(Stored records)
◆ ◆ ◆ ◆ ◆ ◆ ◆

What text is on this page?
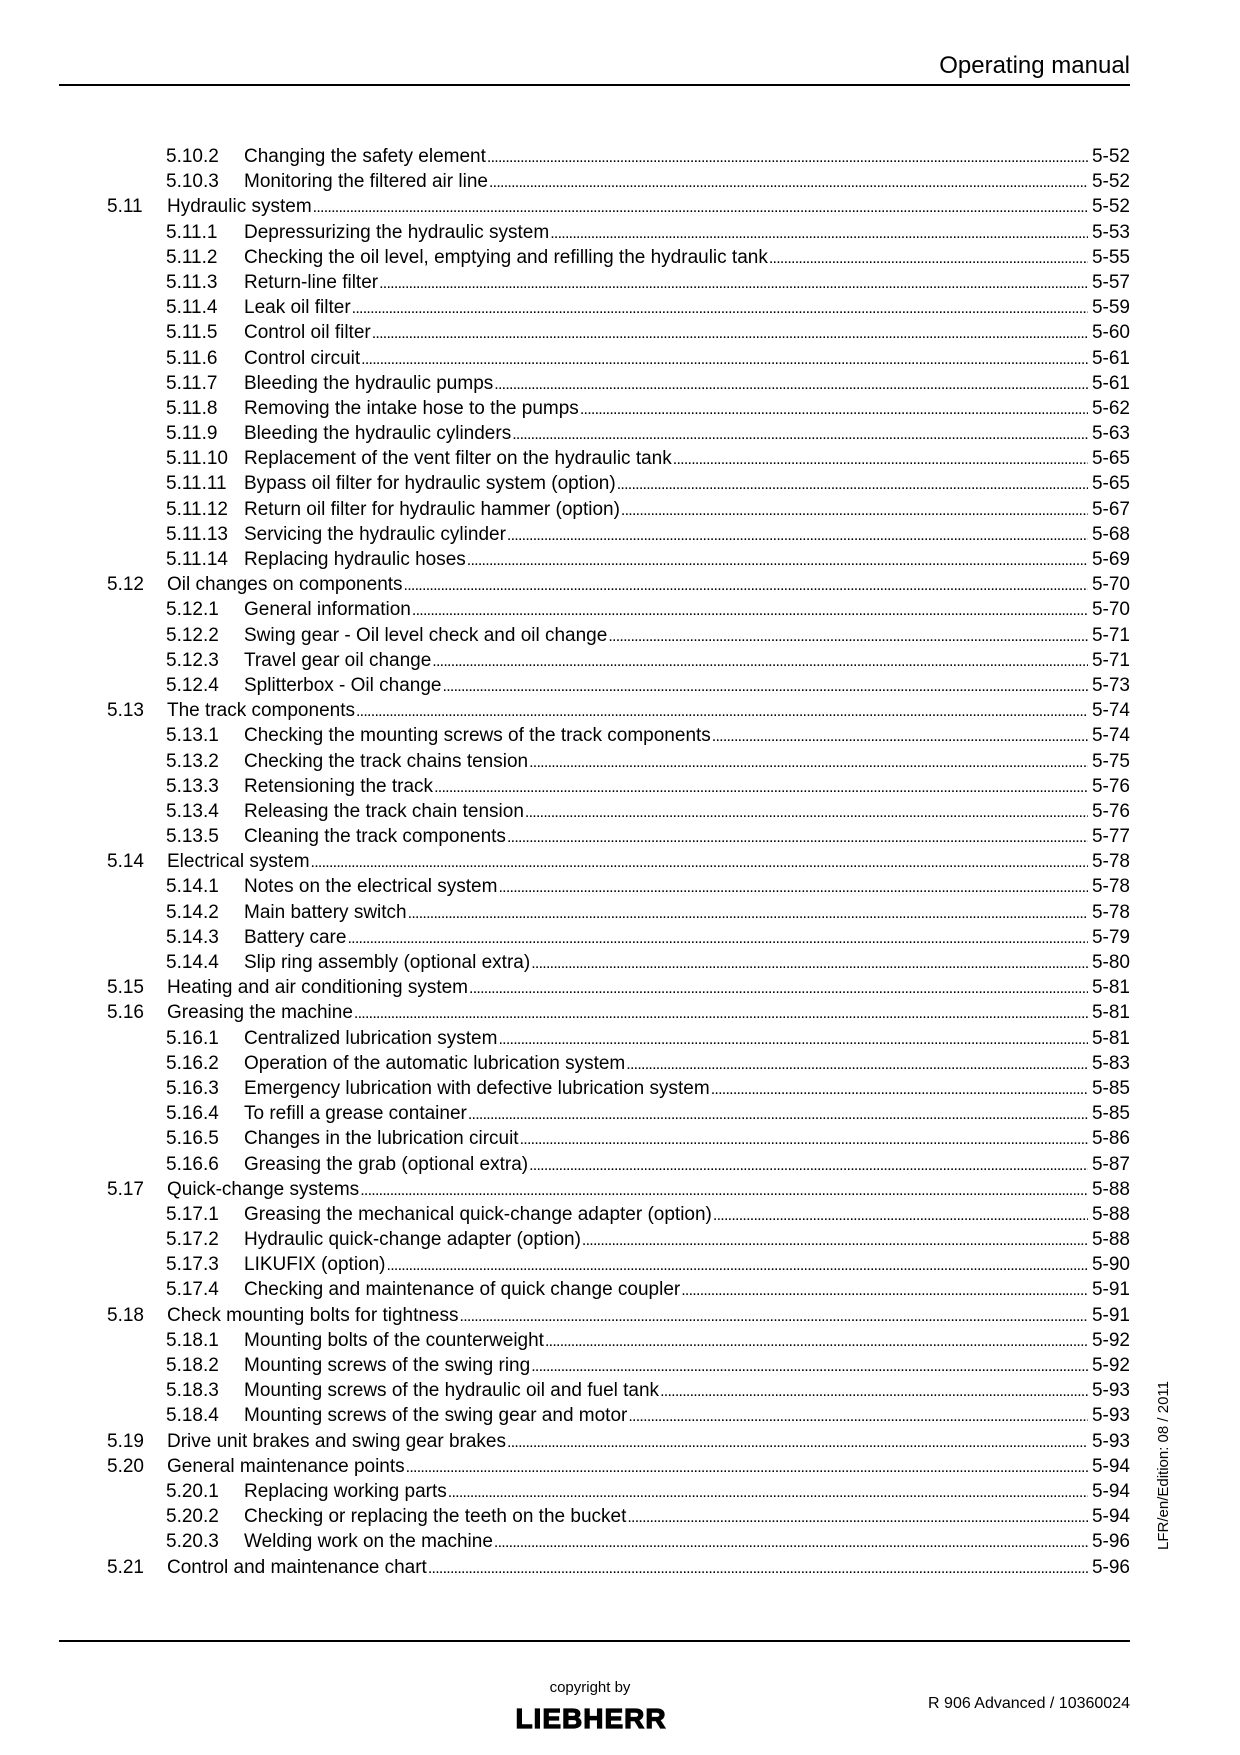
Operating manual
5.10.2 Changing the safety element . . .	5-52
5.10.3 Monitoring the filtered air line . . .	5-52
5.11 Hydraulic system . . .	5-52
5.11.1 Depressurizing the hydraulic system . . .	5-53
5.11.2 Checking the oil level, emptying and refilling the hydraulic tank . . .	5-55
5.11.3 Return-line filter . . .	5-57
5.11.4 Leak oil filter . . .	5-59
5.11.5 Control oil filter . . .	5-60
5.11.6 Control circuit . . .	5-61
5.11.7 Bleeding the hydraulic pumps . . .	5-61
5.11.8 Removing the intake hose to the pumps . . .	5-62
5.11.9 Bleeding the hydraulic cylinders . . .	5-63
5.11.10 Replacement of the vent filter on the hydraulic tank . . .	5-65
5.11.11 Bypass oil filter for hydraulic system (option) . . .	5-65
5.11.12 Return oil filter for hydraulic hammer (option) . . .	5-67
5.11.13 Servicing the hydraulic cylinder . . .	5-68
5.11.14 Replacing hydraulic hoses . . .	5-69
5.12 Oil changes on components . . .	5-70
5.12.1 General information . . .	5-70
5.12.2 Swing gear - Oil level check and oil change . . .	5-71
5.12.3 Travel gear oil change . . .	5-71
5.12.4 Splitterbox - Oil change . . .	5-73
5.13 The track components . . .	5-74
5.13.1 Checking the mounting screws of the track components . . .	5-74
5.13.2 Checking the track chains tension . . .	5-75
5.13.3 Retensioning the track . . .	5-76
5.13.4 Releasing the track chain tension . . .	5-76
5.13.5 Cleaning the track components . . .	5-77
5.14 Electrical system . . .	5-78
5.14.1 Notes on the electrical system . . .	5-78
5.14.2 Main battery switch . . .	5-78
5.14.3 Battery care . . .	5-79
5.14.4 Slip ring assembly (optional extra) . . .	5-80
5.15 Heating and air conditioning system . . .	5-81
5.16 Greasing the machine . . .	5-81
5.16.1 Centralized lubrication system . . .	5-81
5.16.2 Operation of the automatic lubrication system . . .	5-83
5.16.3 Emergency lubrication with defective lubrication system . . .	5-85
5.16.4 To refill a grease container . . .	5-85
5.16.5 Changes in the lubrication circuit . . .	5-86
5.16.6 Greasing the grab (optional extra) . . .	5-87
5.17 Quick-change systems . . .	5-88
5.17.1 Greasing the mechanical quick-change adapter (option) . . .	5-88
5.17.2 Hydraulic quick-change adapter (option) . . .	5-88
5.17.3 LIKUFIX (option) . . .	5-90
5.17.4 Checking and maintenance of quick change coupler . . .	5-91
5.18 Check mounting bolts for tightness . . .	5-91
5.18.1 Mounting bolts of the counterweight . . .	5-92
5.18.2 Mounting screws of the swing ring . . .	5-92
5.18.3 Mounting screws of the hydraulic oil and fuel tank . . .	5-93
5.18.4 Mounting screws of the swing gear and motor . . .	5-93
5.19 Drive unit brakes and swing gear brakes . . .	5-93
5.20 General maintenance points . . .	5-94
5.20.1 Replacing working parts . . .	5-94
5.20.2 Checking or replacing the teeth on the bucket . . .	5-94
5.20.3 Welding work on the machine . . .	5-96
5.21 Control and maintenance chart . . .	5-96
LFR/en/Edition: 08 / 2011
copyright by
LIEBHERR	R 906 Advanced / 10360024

◆ ◆ ◆ ◆ ◆ ◆ ◆

**Exercise requirements**
Pull out all lines containing "screws".

**Solution for this problem**
5.13.1 Checking the mounting screws of the track components . . .	5-74
5.18.2 Mounting screws of the swing ring . . .	5-92
5.18.3 Mounting screws of the hydraulic oil and fuel tank . . .	5-93
5.18.4 Mounting screws of the swing gear and motor . . .	5-93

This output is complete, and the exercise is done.